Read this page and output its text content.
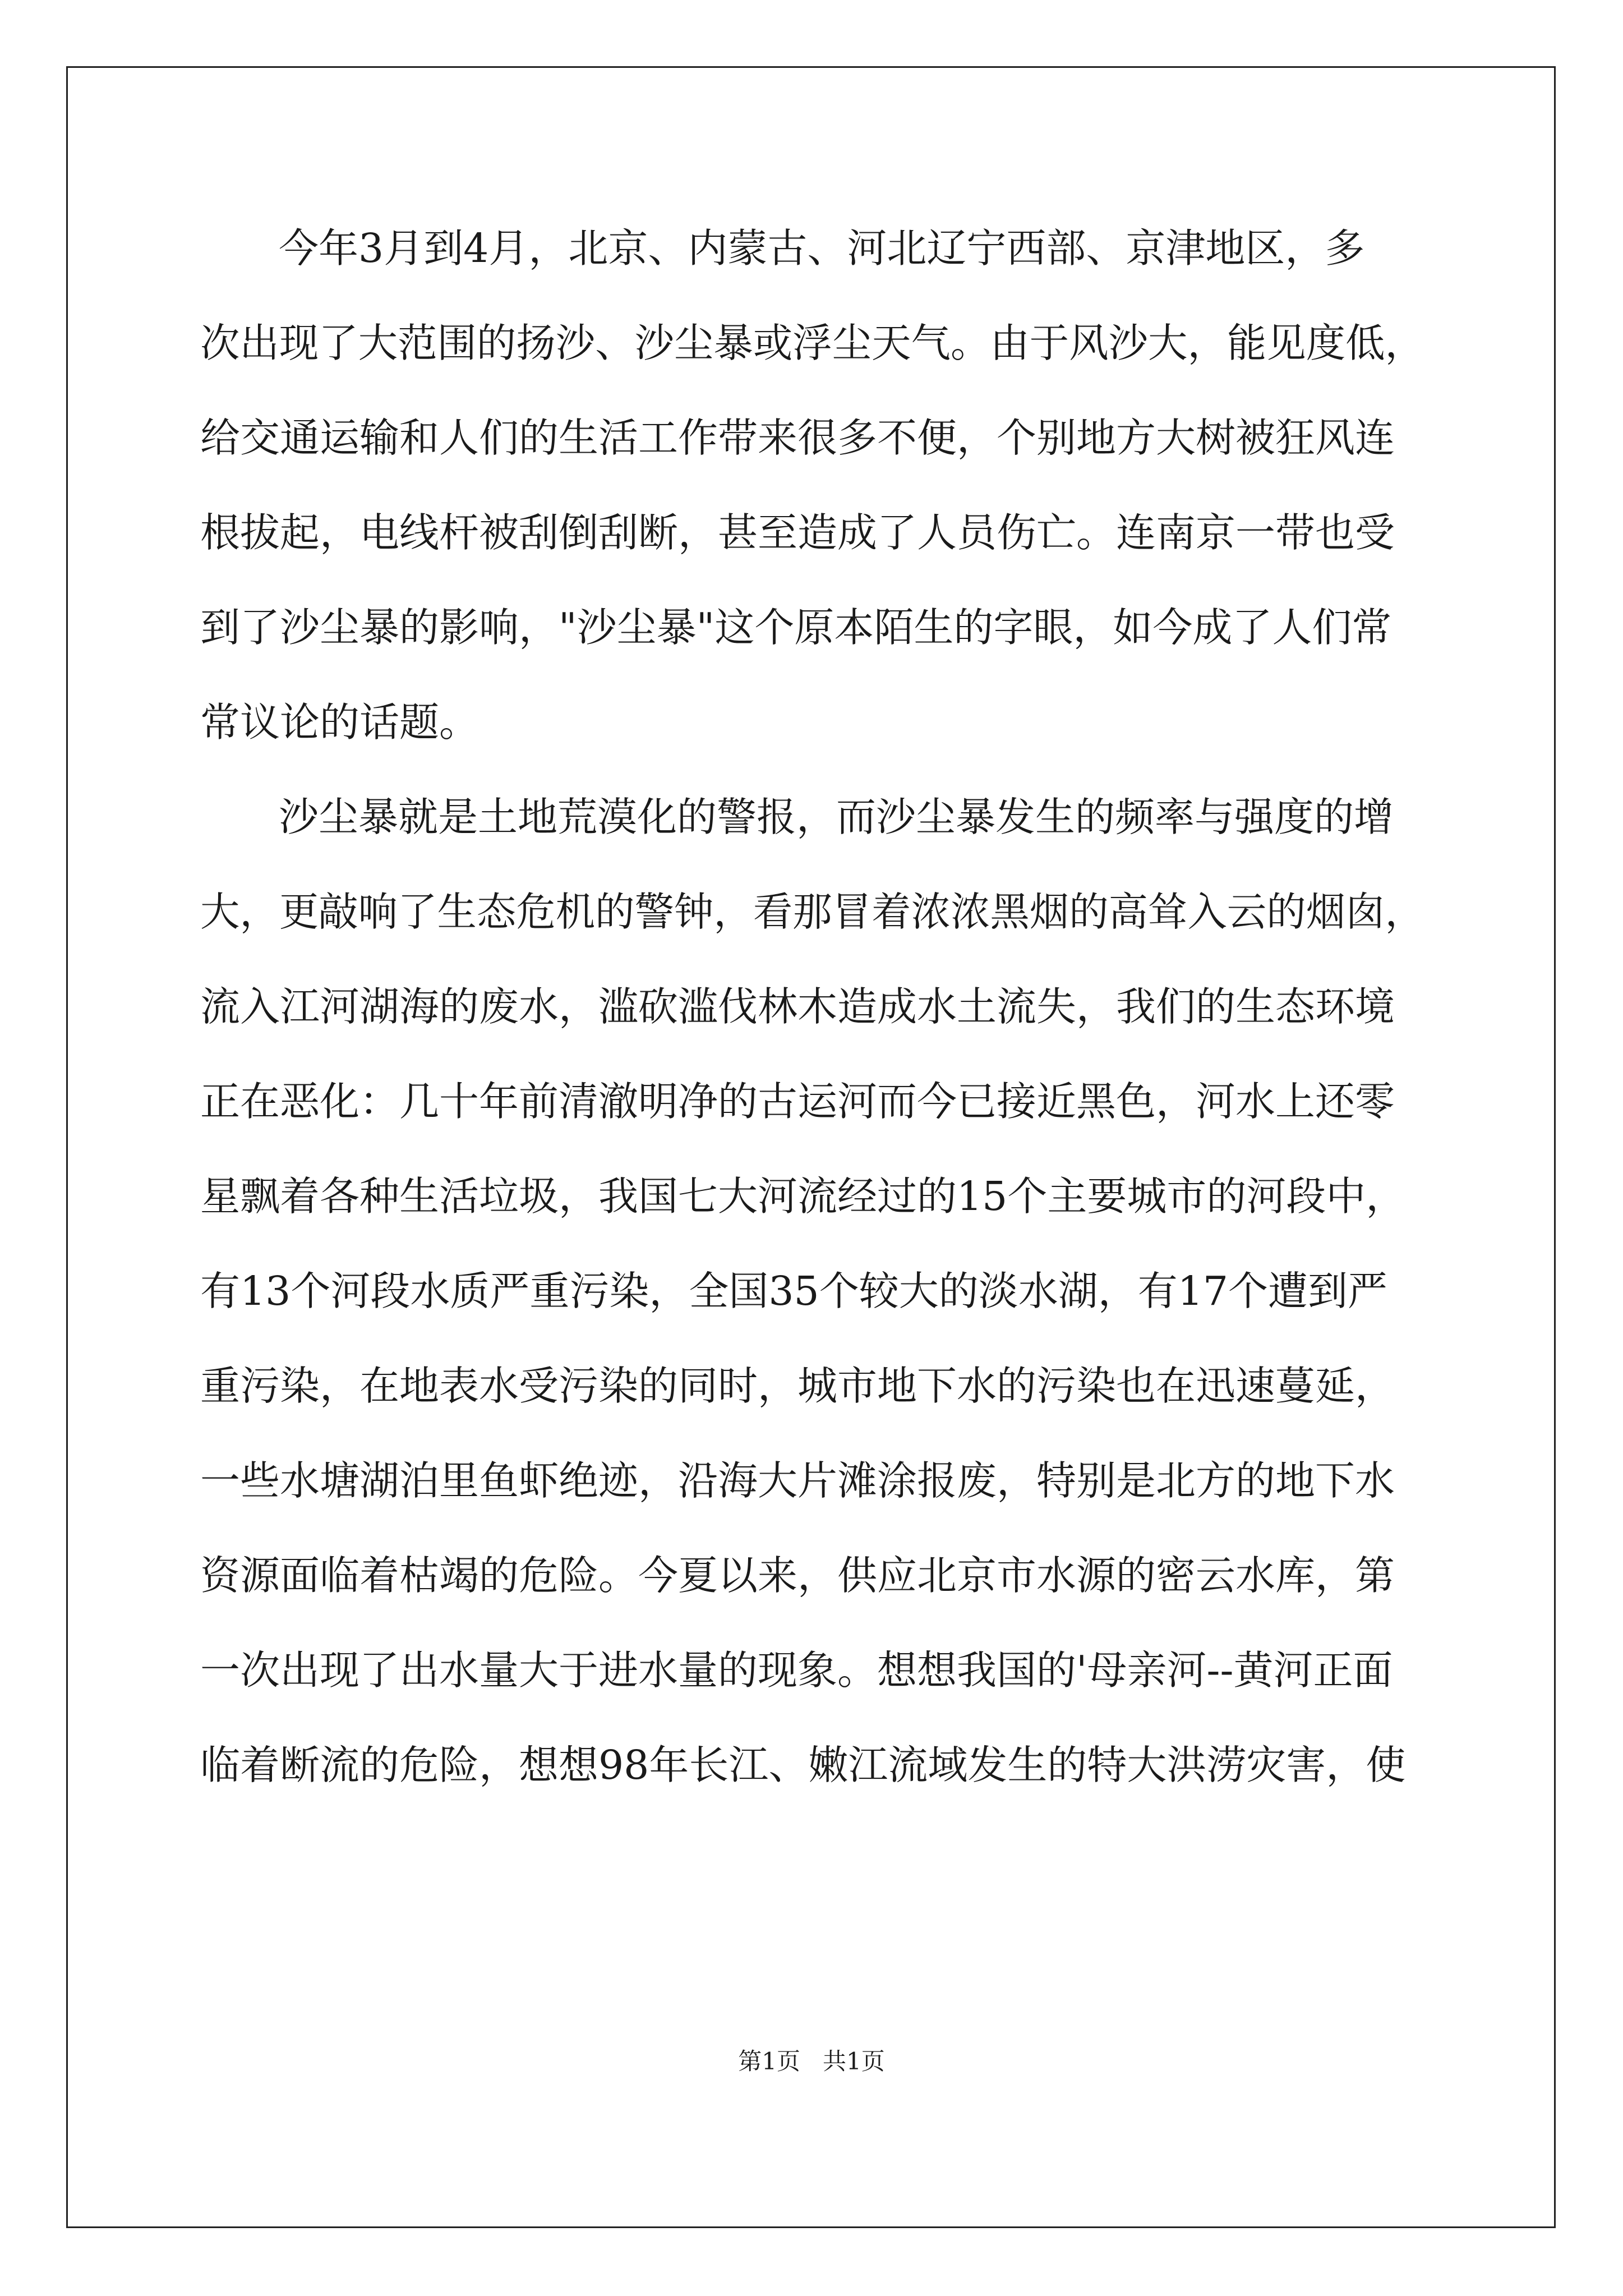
今年3月到4月，北京、内蒙古、河北辽宁西部、京津地区，多
次出现了大范围的扬沙、沙尘暴或浮尘天气。由于风沙大，能见度低，
给交通运输和人们的生活工作带来很多不便，个别地方大树被狂风连
根拔起，电线杆被刮倒刮断，甚至造成了人员伤亡。连南京一带也受
到了沙尘暴的影响，"沙尘暴"这个原本陌生的字眼，如今成了人们常
常议论的话题。
沙尘暴就是土地荒漠化的警报，而沙尘暴发生的频率与强度的增
大，更敲响了生态危机的警钟，看那冒着浓浓黑烟的高耸入云的烟囱，
流入江河湖海的废水，滥砍滥伐林木造成水土流失，我们的生态环境
正在恶化：几十年前清澈明净的古运河而今已接近黑色，河水上还零
星飘着各种生活垃圾，我国七大河流经过的15个主要城市的河段中，
有13个河段水质严重污染，全国35个较大的淡水湖，有17个遭到严
重污染，在地表水受污染的同时，城市地下水的污染也在迅速蔓延，
一些水塘湖泊里鱼虾绝迹，沿海大片滩涂报废，特别是北方的地下水
资源面临着枯竭的危险。今夏以来，供应北京市水源的密云水库，第
一次出现了出水量大于进水量的现象。想想我国的'母亲河--黄河正面
临着断流的危险，想想98年长江、嫩江流域发生的特大洪涝灾害，使
第1页   共1页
+--
## [EXERCISE INSTRUCTIONS]
Each entry must be retyped word for word, with every image omitted.

## [RESULT FOR THIS EXERCISE]
Read this page and output its text content.
今年3月到4月，北京、内蒙古、河北辽宁西部、京津地区，多
次出现了大范围的扬沙、沙尘暴或浮尘天气。由于风沙大，能见度低，
给交通运输和人们的生活工作带来很多不便，个别地方大树被狂风连
根拔起，电线杆被刮倒刮断，甚至造成了人员伤亡。连南京一带也受
到了沙尘暴的影响，"沙尘暴"这个原本陌生的字眼，如今成了人们常
常议论的话题。
沙尘暴就是土地荒漠化的警报，而沙尘暴发生的频率与强度的增
大，更敲响了生态危机的警钟，看那冒着浓浓黑烟的高耸入云的烟囱，
流入江河湖海的废水，滥砍滥伐林木造成水土流失，我们的生态环境
正在恶化：几十年前清澈明净的古运河而今已接近黑色，河水上还零
星飘着各种生活垃圾，我国七大河流经过的15个主要城市的河段中，
有13个河段水质严重污染，全国35个较大的淡水湖，有17个遭到严
重污染，在地表水受污染的同时，城市地下水的污染也在迅速蔓延，
一些水塘湖泊里鱼虾绝迹，沿海大片滩涂报废，特别是北方的地下水
资源面临着枯竭的危险。今夏以来，供应北京市水源的密云水库，第
一次出现了出水量大于进水量的现象。想想我国的'母亲河--黄河正面
临着断流的危险，想想98年长江、嫩江流域发生的特大洪涝灾害，使
第1页   共1页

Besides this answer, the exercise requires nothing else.